Exercise brief: Lift every line from the entries that includes the word "TradingView".

* * * * * * * * *

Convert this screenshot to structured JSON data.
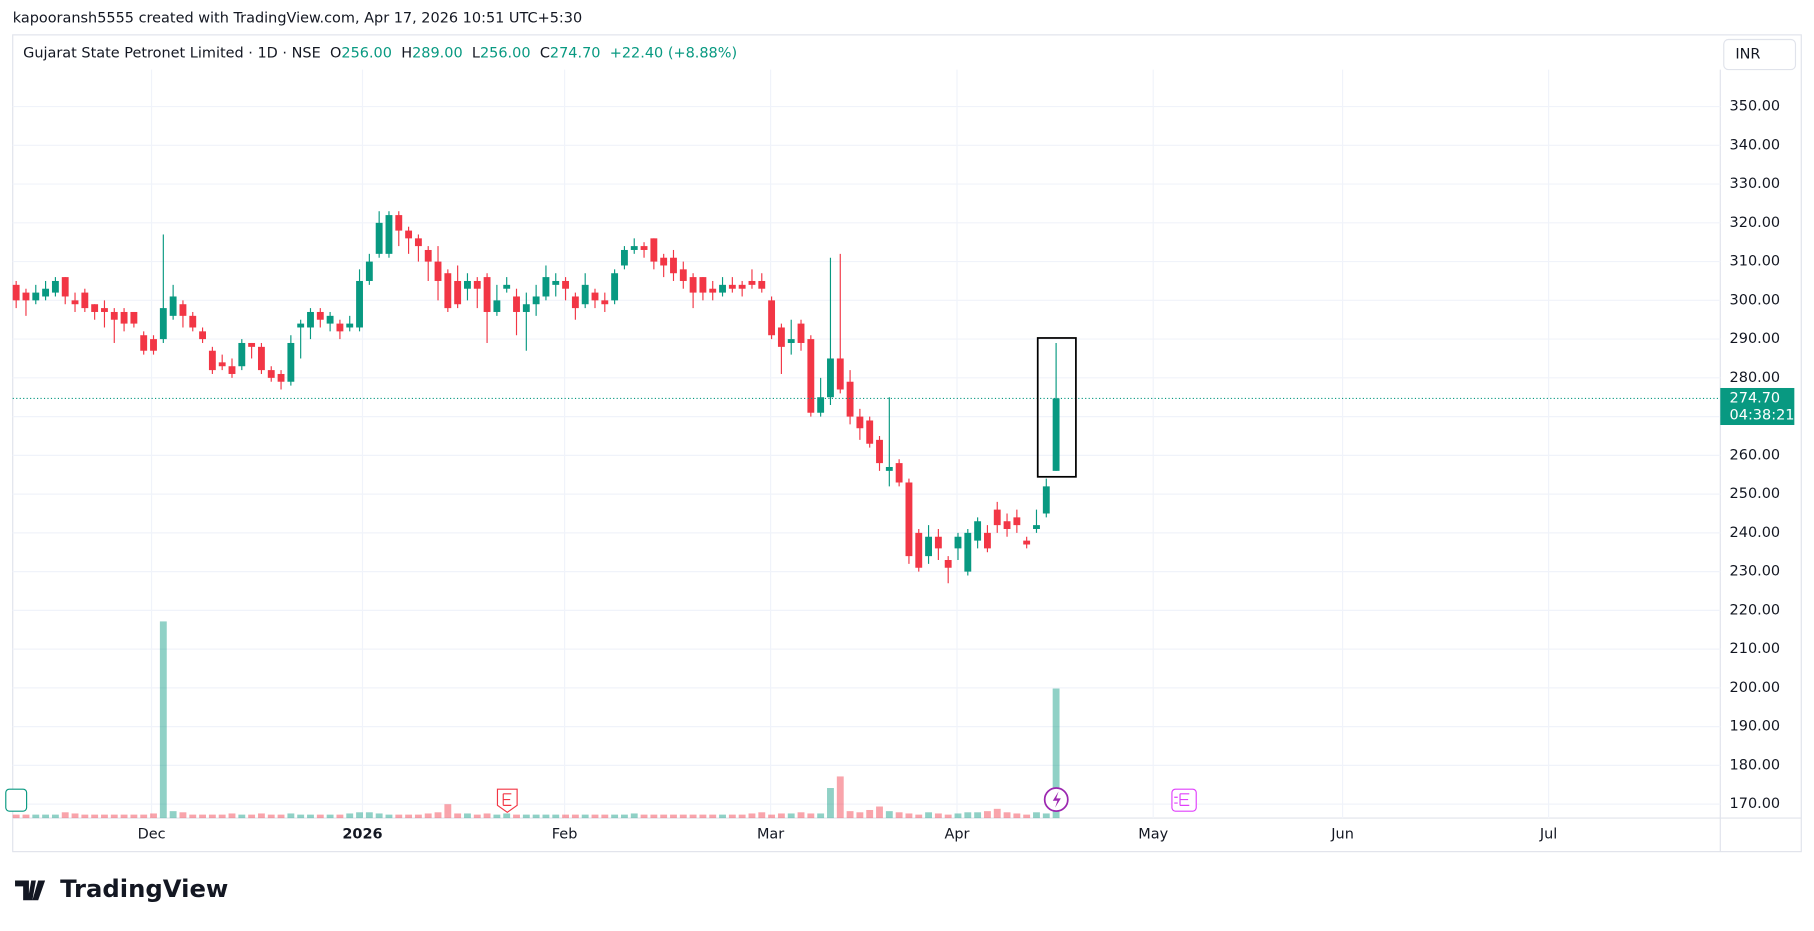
{
  "header": {
    "credit": "kapooransh5555 created with TradingView.com, Apr 17, 2026 10:51 UTC+5:30",
    "symbol": "Gujarat State Petronet Limited · 1D · NSE",
    "o_label": "O",
    "o": "256.00",
    "h_label": "H",
    "h": "289.00",
    "l_label": "L",
    "l": "256.00",
    "c_label": "C",
    "c": "274.70",
    "change": "+22.40 (+8.88%)",
    "currency": "INR",
    "countdown": "04:38:21",
    "logo": "TradingView"
  },
  "chart_data": {
    "type": "candlestick",
    "up_color": "#089981",
    "down_color": "#f23645",
    "open": [
      304,
      302,
      300,
      301,
      302,
      306,
      300,
      302,
      299,
      298,
      297,
      297,
      297,
      291,
      290,
      290,
      296,
      299,
      296,
      292,
      287,
      284,
      283,
      283,
      289,
      288,
      282,
      281,
      279,
      293,
      293,
      297,
      294,
      294,
      293,
      293,
      305,
      312,
      312,
      322,
      318,
      316,
      313,
      310,
      307,
      305,
      303,
      305,
      306,
      297,
      303,
      301,
      297,
      299,
      301,
      304,
      305,
      301,
      299,
      302,
      300,
      300,
      309,
      313,
      314,
      316,
      311,
      311,
      308,
      306,
      306,
      303,
      302,
      304,
      304,
      305,
      305,
      300,
      293,
      289,
      294,
      290,
      271,
      275,
      285,
      279,
      270,
      269,
      264,
      256,
      258,
      253,
      240,
      234,
      239,
      233,
      236,
      230,
      238,
      240,
      246,
      243,
      244,
      238,
      241,
      245,
      256
    ],
    "high": [
      305,
      303,
      304,
      305,
      306,
      306,
      302,
      303,
      299,
      300,
      298,
      298,
      297,
      292,
      291,
      317,
      304,
      300,
      297,
      293,
      288,
      286,
      285,
      290,
      289,
      289,
      283,
      282,
      291,
      295,
      298,
      298,
      297,
      295,
      296,
      308,
      312,
      323,
      323,
      323,
      319,
      317,
      314,
      314,
      308,
      309,
      307,
      306,
      307,
      304,
      306,
      303,
      302,
      304,
      309,
      307,
      306,
      302,
      307,
      303,
      302,
      308,
      314,
      316,
      315,
      316,
      312,
      313,
      310,
      307,
      306,
      305,
      306,
      306,
      305,
      308,
      307,
      301,
      294,
      295,
      295,
      291,
      280,
      311,
      312,
      282,
      272,
      270,
      265,
      275,
      259,
      254,
      241,
      242,
      241,
      234,
      240,
      241,
      244,
      242,
      248,
      245,
      246,
      239,
      246,
      254,
      289
    ],
    "low": [
      298,
      296,
      299,
      300,
      301,
      299,
      297,
      297,
      295,
      293,
      289,
      292,
      293,
      286,
      286,
      289,
      295,
      293,
      292,
      289,
      281,
      282,
      280,
      282,
      285,
      281,
      279,
      277,
      278,
      285,
      290,
      293,
      292,
      290,
      292,
      292,
      304,
      311,
      311,
      314,
      312,
      310,
      305,
      300,
      297,
      298,
      300,
      298,
      289,
      296,
      302,
      291,
      287,
      296,
      300,
      301,
      300,
      295,
      298,
      298,
      297,
      299,
      308,
      312,
      311,
      308,
      306,
      305,
      303,
      298,
      300,
      300,
      301,
      302,
      301,
      303,
      302,
      290,
      281,
      286,
      287,
      270,
      270,
      273,
      276,
      268,
      264,
      262,
      256,
      252,
      252,
      232,
      230,
      232,
      233,
      227,
      233,
      229,
      236,
      235,
      240,
      239,
      240,
      236,
      240,
      244,
      256
    ],
    "close": [
      300,
      300,
      302,
      303,
      305,
      301,
      299,
      298,
      297,
      297,
      295,
      294,
      294,
      287,
      287,
      298,
      301,
      296,
      293,
      290,
      282,
      283,
      281,
      289,
      288,
      282,
      280,
      279,
      289,
      294,
      297,
      295,
      296,
      292,
      294,
      305,
      310,
      320,
      322,
      318,
      316,
      314,
      310,
      305,
      298,
      299,
      305,
      303,
      297,
      300,
      304,
      297,
      299,
      301,
      306,
      305,
      303,
      298,
      304,
      300,
      299,
      307,
      313,
      314,
      313,
      310,
      309,
      307,
      305,
      302,
      302,
      302,
      304,
      303,
      303,
      304,
      303,
      291,
      288,
      290,
      289,
      271,
      275,
      285,
      277,
      270,
      267,
      263,
      258,
      257,
      253,
      234,
      231,
      239,
      236,
      231,
      239,
      240,
      243,
      236,
      242,
      241,
      242,
      237,
      242,
      252,
      274.7
    ],
    "volume": [
      3,
      3,
      3,
      3,
      3,
      5,
      4,
      3,
      3,
      3,
      3,
      3,
      3,
      3,
      4,
      170,
      6,
      5,
      3,
      3,
      3,
      3,
      4,
      3,
      3,
      4,
      3,
      3,
      4,
      3,
      3,
      3,
      3,
      3,
      4,
      5,
      5,
      4,
      3,
      3,
      3,
      3,
      4,
      5,
      12,
      4,
      4,
      3,
      4,
      3,
      4,
      3,
      3,
      3,
      3,
      3,
      3,
      3,
      3,
      3,
      3,
      3,
      3,
      4,
      3,
      3,
      3,
      3,
      3,
      3,
      3,
      3,
      3,
      3,
      3,
      4,
      5,
      3,
      4,
      4,
      5,
      4,
      4,
      26,
      36,
      6,
      5,
      7,
      10,
      6,
      5,
      4,
      3,
      5,
      4,
      3,
      4,
      5,
      5,
      6,
      8,
      5,
      4,
      3,
      5,
      4,
      112
    ],
    "volume_lim": [
      0,
      647
    ],
    "xlim": [
      -0.35,
      173.7
    ],
    "xticks": [
      {
        "value": 13.8,
        "label": "Dec"
      },
      {
        "value": 35.3,
        "label": "2026"
      },
      {
        "value": 55.9,
        "label": "Feb"
      },
      {
        "value": 76.9,
        "label": "Mar"
      },
      {
        "value": 95.9,
        "label": "Apr"
      },
      {
        "value": 115.9,
        "label": "May"
      },
      {
        "value": 135.2,
        "label": "Jun"
      },
      {
        "value": 156.2,
        "label": "Jul"
      }
    ],
    "ylim": [
      166.4,
      359.55
    ],
    "yticks": [
      {
        "value": 170,
        "label": "170.00"
      },
      {
        "value": 180,
        "label": "180.00"
      },
      {
        "value": 190,
        "label": "190.00"
      },
      {
        "value": 200,
        "label": "200.00"
      },
      {
        "value": 210,
        "label": "210.00"
      },
      {
        "value": 220,
        "label": "220.00"
      },
      {
        "value": 230,
        "label": "230.00"
      },
      {
        "value": 240,
        "label": "240.00"
      },
      {
        "value": 250,
        "label": "250.00"
      },
      {
        "value": 260,
        "label": "260.00"
      },
      {
        "value": 270,
        "label": "270.00"
      },
      {
        "value": 280,
        "label": "280.00"
      },
      {
        "value": 290,
        "label": "290.00"
      },
      {
        "value": 300,
        "label": "300.00"
      },
      {
        "value": 310,
        "label": "310.00"
      },
      {
        "value": 320,
        "label": "320.00"
      },
      {
        "value": 330,
        "label": "330.00"
      },
      {
        "value": 340,
        "label": "340.00"
      },
      {
        "value": 350,
        "label": "350.00"
      }
    ],
    "grid": true
  }
}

* * * * * * * * *

Answer to the exercise:
    "credit": "kapooransh5555 created with TradingView.com, Apr 17, 2026 10:51 UTC+5:30",
    "logo": "TradingView"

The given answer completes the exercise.